(Records from a collection)
........

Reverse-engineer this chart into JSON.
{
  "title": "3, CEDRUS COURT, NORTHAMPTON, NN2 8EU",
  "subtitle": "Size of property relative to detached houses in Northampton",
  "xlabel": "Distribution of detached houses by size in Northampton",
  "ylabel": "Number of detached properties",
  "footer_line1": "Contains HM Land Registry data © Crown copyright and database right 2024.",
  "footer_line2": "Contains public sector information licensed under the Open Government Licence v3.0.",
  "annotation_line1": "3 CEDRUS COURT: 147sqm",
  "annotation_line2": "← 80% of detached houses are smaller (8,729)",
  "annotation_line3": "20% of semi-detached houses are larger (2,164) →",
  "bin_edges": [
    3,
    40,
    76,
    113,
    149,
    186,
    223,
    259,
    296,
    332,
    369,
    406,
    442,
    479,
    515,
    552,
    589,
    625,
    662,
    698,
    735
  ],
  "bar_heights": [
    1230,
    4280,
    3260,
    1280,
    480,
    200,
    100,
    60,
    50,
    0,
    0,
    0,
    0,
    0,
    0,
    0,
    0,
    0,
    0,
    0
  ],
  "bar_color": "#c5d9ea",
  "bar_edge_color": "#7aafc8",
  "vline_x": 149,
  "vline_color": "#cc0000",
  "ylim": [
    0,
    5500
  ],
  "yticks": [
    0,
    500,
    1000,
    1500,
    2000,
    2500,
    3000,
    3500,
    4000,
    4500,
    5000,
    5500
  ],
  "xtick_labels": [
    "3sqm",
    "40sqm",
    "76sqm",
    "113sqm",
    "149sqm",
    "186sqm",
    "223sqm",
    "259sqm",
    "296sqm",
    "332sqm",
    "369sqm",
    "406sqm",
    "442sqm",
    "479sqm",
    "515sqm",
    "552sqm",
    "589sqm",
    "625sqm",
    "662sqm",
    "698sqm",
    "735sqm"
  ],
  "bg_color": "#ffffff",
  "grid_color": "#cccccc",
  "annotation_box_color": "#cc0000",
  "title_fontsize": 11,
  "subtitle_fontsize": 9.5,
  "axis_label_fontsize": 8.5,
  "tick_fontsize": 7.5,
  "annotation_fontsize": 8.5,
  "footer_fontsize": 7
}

........

Every record should be given again exactly.

* [Solution for this exercise]
Reverse-engineer this chart into JSON.
{
  "title": "3, CEDRUS COURT, NORTHAMPTON, NN2 8EU",
  "subtitle": "Size of property relative to detached houses in Northampton",
  "xlabel": "Distribution of detached houses by size in Northampton",
  "ylabel": "Number of detached properties",
  "footer_line1": "Contains HM Land Registry data © Crown copyright and database right 2024.",
  "footer_line2": "Contains public sector information licensed under the Open Government Licence v3.0.",
  "annotation_line1": "3 CEDRUS COURT: 147sqm",
  "annotation_line2": "← 80% of detached houses are smaller (8,729)",
  "annotation_line3": "20% of semi-detached houses are larger (2,164) →",
  "bin_edges": [
    3,
    40,
    76,
    113,
    149,
    186,
    223,
    259,
    296,
    332,
    369,
    406,
    442,
    479,
    515,
    552,
    589,
    625,
    662,
    698,
    735
  ],
  "bar_heights": [
    1230,
    4280,
    3260,
    1280,
    480,
    200,
    100,
    60,
    50,
    0,
    0,
    0,
    0,
    0,
    0,
    0,
    0,
    0,
    0,
    0
  ],
  "bar_color": "#c5d9ea",
  "bar_edge_color": "#7aafc8",
  "vline_x": 149,
  "vline_color": "#cc0000",
  "ylim": [
    0,
    5500
  ],
  "yticks": [
    0,
    500,
    1000,
    1500,
    2000,
    2500,
    3000,
    3500,
    4000,
    4500,
    5000,
    5500
  ],
  "xtick_labels": [
    "3sqm",
    "40sqm",
    "76sqm",
    "113sqm",
    "149sqm",
    "186sqm",
    "223sqm",
    "259sqm",
    "296sqm",
    "332sqm",
    "369sqm",
    "406sqm",
    "442sqm",
    "479sqm",
    "515sqm",
    "552sqm",
    "589sqm",
    "625sqm",
    "662sqm",
    "698sqm",
    "735sqm"
  ],
  "bg_color": "#ffffff",
  "grid_color": "#cccccc",
  "annotation_box_color": "#cc0000",
  "title_fontsize": 11,
  "subtitle_fontsize": 9.5,
  "axis_label_fontsize": 8.5,
  "tick_fontsize": 7.5,
  "annotation_fontsize": 8.5,
  "footer_fontsize": 7
}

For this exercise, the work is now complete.